Problem to work on:
Write out exactly, please, the lines from the one containing "Convert this screenshot" to the end of the material.

------------------------

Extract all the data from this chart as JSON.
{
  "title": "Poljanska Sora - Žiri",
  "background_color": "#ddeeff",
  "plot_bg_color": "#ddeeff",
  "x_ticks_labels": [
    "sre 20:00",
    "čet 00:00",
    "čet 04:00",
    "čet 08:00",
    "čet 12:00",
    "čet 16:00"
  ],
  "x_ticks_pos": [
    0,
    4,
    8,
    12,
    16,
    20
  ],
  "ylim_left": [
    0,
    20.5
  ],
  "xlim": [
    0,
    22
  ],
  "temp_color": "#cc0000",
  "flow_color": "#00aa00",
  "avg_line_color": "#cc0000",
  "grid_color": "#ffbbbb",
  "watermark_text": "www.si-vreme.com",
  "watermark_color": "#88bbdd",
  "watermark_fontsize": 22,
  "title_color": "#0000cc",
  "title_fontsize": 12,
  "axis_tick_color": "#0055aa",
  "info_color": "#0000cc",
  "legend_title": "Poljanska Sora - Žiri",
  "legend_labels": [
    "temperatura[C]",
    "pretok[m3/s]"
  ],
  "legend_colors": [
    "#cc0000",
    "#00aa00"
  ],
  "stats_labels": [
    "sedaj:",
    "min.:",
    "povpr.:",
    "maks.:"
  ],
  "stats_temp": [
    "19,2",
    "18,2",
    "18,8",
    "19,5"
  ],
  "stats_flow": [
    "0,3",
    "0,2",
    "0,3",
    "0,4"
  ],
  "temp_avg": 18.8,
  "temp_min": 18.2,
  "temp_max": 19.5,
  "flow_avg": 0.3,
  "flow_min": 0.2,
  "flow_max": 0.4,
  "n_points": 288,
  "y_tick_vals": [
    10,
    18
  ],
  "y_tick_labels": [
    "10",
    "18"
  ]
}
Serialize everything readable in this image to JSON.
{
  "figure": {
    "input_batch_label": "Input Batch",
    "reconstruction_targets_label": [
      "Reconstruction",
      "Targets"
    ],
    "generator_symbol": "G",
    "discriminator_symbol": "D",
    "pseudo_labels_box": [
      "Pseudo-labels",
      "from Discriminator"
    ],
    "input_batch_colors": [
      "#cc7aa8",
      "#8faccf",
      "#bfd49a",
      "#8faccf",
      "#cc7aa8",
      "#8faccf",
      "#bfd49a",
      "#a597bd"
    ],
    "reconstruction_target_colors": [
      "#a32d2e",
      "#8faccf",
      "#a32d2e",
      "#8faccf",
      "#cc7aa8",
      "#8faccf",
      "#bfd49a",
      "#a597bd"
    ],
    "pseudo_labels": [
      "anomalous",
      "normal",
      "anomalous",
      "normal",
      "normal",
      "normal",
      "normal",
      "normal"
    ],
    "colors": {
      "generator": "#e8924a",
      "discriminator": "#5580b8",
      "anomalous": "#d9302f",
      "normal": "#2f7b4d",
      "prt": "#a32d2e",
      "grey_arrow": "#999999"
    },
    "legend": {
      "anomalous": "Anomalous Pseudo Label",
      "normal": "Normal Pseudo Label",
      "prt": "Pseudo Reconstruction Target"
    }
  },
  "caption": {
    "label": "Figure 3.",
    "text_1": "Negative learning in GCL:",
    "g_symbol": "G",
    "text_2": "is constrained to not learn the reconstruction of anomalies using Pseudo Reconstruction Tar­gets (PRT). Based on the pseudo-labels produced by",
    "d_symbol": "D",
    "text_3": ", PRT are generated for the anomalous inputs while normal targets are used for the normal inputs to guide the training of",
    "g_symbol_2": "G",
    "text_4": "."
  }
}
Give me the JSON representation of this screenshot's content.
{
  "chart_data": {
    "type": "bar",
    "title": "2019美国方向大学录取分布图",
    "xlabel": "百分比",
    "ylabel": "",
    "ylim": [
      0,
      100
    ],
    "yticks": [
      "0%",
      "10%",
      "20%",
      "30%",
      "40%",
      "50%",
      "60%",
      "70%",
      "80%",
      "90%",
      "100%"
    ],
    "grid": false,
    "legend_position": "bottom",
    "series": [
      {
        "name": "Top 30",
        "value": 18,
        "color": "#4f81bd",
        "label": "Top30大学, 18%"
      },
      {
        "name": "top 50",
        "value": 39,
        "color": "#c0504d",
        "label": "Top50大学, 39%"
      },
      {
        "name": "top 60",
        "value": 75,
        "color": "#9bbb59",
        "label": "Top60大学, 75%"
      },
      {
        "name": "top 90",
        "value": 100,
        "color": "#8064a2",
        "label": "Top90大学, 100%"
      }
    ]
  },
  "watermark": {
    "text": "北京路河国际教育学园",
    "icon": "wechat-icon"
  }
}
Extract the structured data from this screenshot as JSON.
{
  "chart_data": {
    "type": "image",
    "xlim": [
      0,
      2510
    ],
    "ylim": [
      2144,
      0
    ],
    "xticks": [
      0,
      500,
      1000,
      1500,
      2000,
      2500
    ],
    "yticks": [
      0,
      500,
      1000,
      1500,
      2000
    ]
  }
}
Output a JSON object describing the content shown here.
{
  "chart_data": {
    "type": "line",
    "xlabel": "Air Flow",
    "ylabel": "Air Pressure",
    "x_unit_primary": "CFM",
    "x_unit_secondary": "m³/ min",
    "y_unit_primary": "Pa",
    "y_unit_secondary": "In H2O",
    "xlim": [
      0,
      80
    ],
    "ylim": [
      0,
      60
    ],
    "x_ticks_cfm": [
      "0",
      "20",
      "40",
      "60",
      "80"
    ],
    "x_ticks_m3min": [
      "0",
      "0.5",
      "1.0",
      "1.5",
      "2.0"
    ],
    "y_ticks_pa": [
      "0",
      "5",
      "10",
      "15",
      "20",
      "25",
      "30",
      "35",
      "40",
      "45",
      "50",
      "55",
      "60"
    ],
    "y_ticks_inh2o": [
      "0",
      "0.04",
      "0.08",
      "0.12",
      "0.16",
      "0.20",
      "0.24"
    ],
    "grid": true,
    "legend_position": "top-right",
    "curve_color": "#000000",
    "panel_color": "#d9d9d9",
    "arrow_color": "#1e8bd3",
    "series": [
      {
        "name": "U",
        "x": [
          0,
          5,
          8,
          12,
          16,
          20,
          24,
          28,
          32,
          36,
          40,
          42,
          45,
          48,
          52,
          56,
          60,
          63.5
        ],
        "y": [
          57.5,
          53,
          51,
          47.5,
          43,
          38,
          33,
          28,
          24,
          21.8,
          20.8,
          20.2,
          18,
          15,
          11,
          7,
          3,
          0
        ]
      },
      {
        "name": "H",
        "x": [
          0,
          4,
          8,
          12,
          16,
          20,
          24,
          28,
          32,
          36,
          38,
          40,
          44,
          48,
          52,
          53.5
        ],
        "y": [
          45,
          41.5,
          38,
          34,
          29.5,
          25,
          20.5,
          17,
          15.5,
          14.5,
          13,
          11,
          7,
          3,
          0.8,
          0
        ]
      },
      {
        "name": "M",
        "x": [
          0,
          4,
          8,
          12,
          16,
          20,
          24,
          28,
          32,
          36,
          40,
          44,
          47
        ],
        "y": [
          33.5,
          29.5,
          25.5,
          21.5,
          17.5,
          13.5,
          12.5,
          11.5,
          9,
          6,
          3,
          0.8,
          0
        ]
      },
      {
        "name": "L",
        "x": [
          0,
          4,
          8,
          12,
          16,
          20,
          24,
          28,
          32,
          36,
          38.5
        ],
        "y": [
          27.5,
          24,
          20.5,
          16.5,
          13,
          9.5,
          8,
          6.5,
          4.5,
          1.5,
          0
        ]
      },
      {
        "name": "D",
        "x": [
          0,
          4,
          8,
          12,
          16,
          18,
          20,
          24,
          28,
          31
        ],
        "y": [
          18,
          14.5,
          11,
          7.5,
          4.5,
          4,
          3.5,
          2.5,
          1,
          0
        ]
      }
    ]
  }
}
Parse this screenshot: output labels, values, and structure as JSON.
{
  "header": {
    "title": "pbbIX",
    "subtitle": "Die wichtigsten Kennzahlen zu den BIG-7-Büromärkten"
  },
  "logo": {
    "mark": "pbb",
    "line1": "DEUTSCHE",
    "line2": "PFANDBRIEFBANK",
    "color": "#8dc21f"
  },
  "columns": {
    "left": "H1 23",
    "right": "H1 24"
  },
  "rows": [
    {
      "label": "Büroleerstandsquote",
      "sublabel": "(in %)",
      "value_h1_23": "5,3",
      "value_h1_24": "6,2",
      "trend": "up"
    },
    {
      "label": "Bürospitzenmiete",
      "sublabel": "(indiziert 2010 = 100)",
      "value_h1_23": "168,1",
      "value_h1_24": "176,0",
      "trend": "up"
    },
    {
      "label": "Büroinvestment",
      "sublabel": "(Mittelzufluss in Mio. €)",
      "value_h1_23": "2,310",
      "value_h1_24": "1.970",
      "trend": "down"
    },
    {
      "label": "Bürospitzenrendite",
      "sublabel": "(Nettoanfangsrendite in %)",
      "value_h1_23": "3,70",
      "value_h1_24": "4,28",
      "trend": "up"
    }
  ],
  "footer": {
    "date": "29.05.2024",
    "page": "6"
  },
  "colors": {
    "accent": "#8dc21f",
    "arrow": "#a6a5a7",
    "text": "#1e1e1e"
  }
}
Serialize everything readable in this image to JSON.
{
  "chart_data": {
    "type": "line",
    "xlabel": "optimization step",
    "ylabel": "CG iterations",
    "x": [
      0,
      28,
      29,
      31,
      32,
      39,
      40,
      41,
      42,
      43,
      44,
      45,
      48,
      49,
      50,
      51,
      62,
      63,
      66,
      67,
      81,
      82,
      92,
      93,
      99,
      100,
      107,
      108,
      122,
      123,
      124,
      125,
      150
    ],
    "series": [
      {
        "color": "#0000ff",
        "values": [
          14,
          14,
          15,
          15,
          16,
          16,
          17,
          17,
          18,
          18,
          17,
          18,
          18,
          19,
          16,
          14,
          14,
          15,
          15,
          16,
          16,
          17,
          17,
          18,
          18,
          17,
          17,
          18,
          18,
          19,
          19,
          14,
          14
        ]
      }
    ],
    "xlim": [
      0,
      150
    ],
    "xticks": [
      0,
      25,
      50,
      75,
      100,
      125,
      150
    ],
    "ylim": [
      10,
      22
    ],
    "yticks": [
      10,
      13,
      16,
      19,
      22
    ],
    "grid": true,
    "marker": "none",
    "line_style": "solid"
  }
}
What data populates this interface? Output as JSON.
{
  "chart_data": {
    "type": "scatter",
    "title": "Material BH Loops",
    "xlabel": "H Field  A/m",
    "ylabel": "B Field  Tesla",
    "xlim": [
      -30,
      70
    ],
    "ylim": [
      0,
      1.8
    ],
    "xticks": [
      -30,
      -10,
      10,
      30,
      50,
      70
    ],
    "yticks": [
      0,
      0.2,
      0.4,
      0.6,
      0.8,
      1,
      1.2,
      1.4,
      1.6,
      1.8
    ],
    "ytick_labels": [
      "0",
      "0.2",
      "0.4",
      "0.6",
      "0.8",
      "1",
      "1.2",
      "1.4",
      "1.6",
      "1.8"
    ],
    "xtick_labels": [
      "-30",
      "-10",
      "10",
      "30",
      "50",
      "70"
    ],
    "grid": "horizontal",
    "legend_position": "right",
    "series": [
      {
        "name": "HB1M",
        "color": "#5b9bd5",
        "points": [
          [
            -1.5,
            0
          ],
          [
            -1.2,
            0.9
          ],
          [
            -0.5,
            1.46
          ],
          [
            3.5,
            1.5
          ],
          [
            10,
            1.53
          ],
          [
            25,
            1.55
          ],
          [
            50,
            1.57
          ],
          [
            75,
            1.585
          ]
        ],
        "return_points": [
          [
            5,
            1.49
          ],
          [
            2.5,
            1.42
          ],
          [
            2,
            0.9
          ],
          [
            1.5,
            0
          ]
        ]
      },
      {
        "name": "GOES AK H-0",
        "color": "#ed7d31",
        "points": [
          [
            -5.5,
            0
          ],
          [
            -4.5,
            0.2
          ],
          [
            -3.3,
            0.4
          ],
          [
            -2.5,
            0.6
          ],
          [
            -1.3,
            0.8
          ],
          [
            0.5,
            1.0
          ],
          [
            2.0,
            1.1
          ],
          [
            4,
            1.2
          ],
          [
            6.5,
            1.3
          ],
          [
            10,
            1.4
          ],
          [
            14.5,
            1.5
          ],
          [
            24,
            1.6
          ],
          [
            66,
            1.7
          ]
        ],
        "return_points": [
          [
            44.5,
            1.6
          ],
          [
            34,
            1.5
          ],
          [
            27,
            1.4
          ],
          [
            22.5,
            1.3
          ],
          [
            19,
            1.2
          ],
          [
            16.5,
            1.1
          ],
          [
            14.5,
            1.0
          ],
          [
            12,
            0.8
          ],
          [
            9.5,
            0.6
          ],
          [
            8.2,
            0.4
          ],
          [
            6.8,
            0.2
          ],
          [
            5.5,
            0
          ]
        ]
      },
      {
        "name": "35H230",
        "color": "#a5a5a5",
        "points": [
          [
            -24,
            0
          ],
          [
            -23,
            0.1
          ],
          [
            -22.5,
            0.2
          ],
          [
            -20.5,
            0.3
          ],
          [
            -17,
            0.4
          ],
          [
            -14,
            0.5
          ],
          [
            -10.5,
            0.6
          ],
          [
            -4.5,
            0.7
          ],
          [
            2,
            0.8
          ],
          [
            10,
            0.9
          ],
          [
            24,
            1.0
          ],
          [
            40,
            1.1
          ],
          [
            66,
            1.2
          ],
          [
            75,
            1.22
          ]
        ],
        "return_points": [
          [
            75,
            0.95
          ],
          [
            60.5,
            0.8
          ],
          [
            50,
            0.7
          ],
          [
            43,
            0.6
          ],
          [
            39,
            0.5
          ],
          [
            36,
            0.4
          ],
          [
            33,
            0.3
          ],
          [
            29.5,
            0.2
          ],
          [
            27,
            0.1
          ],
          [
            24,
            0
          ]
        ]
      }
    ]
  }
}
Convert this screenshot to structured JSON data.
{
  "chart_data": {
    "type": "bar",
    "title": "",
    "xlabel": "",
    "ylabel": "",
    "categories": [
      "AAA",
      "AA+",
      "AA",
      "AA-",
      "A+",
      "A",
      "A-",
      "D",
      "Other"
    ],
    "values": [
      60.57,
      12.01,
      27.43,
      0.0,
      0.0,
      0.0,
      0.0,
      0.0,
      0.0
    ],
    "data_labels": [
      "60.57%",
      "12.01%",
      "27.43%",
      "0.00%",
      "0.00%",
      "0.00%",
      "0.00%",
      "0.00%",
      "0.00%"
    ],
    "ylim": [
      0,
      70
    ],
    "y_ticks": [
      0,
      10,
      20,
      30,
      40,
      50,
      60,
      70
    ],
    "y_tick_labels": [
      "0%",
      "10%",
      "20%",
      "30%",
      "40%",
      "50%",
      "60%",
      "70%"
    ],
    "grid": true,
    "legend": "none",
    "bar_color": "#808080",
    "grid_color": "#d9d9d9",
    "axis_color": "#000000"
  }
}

------------------------

Correct response:
Convert this screenshot to structured JSON data.
{
  "chart_data": {
    "type": "bar",
    "title": "",
    "xlabel": "",
    "ylabel": "",
    "categories": [
      "AAA",
      "AA+",
      "AA",
      "AA-",
      "A+",
      "A",
      "A-",
      "D",
      "Other"
    ],
    "values": [
      60.57,
      12.01,
      27.43,
      0.0,
      0.0,
      0.0,
      0.0,
      0.0,
      0.0
    ],
    "data_labels": [
      "60.57%",
      "12.01%",
      "27.43%",
      "0.00%",
      "0.00%",
      "0.00%",
      "0.00%",
      "0.00%",
      "0.00%"
    ],
    "ylim": [
      0,
      70
    ],
    "y_ticks": [
      0,
      10,
      20,
      30,
      40,
      50,
      60,
      70
    ],
    "y_tick_labels": [
      "0%",
      "10%",
      "20%",
      "30%",
      "40%",
      "50%",
      "60%",
      "70%"
    ],
    "grid": true,
    "legend": "none",
    "bar_color": "#808080",
    "grid_color": "#d9d9d9",
    "axis_color": "#000000"
  }
}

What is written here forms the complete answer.